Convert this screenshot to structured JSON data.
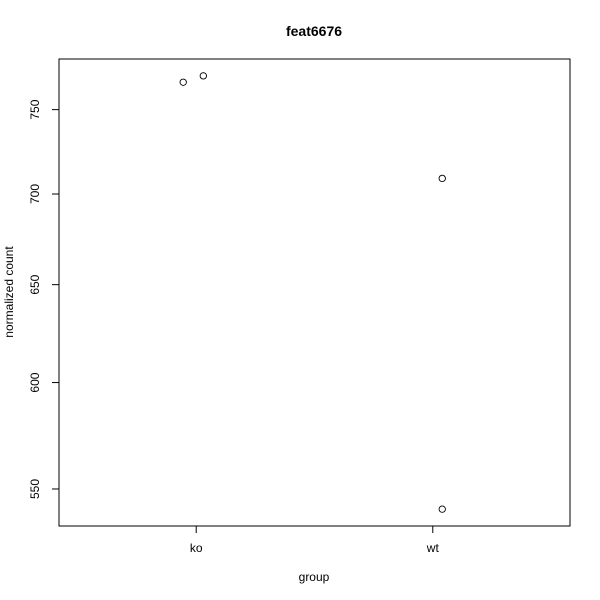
{
  "chart_data": {
    "type": "scatter",
    "title": "feat6676",
    "xlabel": "group",
    "ylabel": "normalized count",
    "categories": [
      "ko",
      "wt"
    ],
    "x_tick_labels": [
      "ko",
      "wt"
    ],
    "y_scale": "log",
    "y_ticks": [
      550,
      600,
      650,
      700,
      750
    ],
    "y_tick_labels": [
      "550",
      "600",
      "650",
      "700",
      "750"
    ],
    "ylim": [
      533.6,
      781.7
    ],
    "xlim": [
      0.42,
      2.58
    ],
    "grid": false,
    "points": [
      {
        "group": "ko",
        "x": 0.945,
        "y": 767
      },
      {
        "group": "ko",
        "x": 1.03,
        "y": 771
      },
      {
        "group": "wt",
        "x": 2.04,
        "y": 709
      },
      {
        "group": "wt",
        "x": 2.04,
        "y": 541
      }
    ]
  }
}
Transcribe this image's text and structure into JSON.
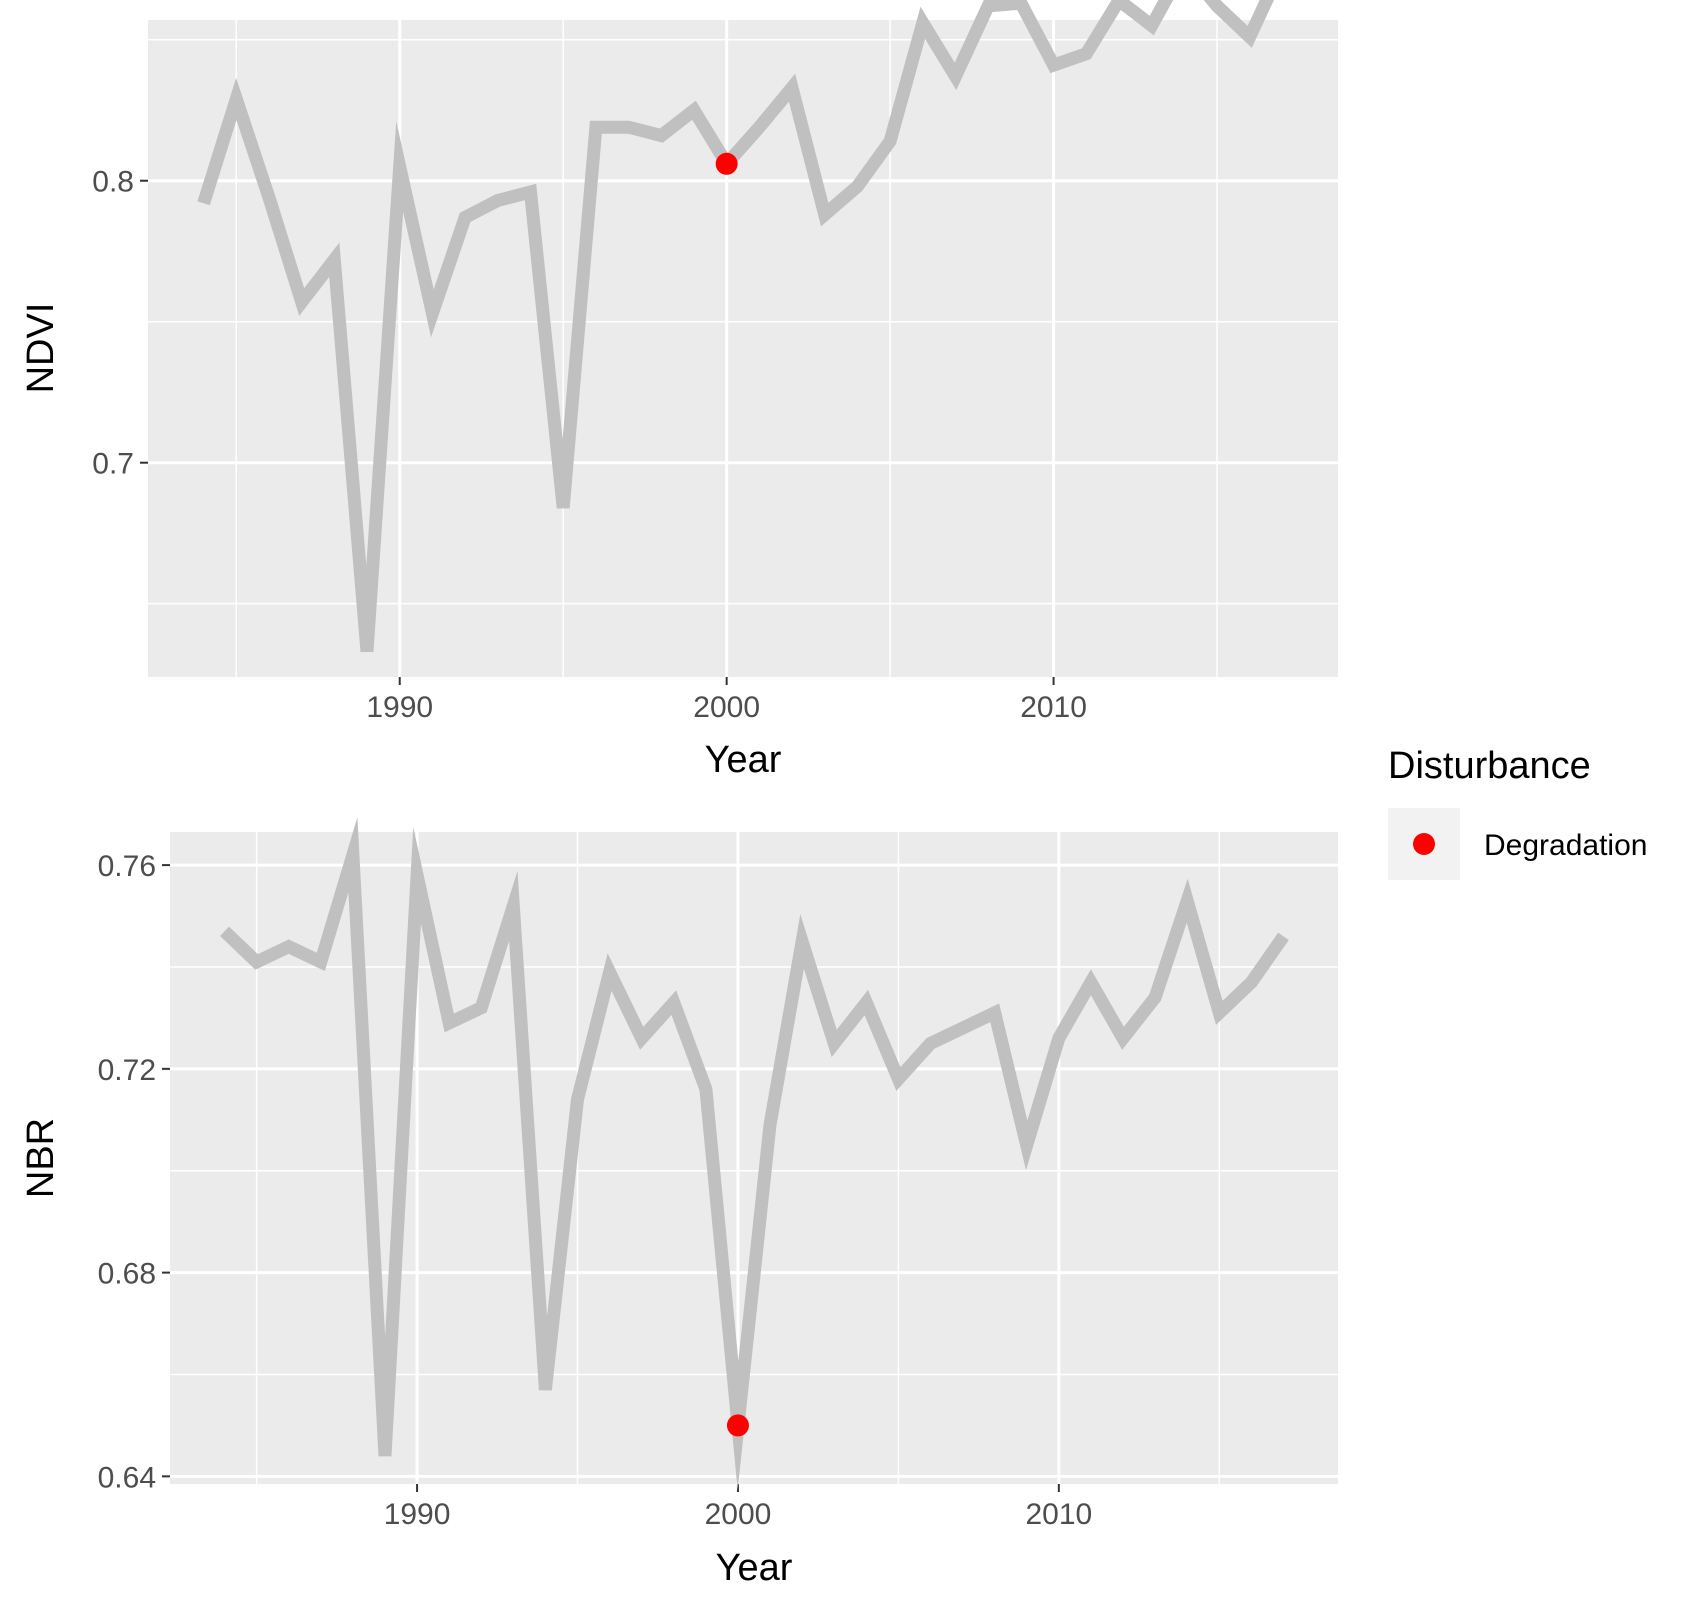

## Your instructions
Find each line holding the word "this" and copy it.

## Answer for the task
Convert this screenshot to structured JSON data.
Transcribe this image's text and structure into JSON.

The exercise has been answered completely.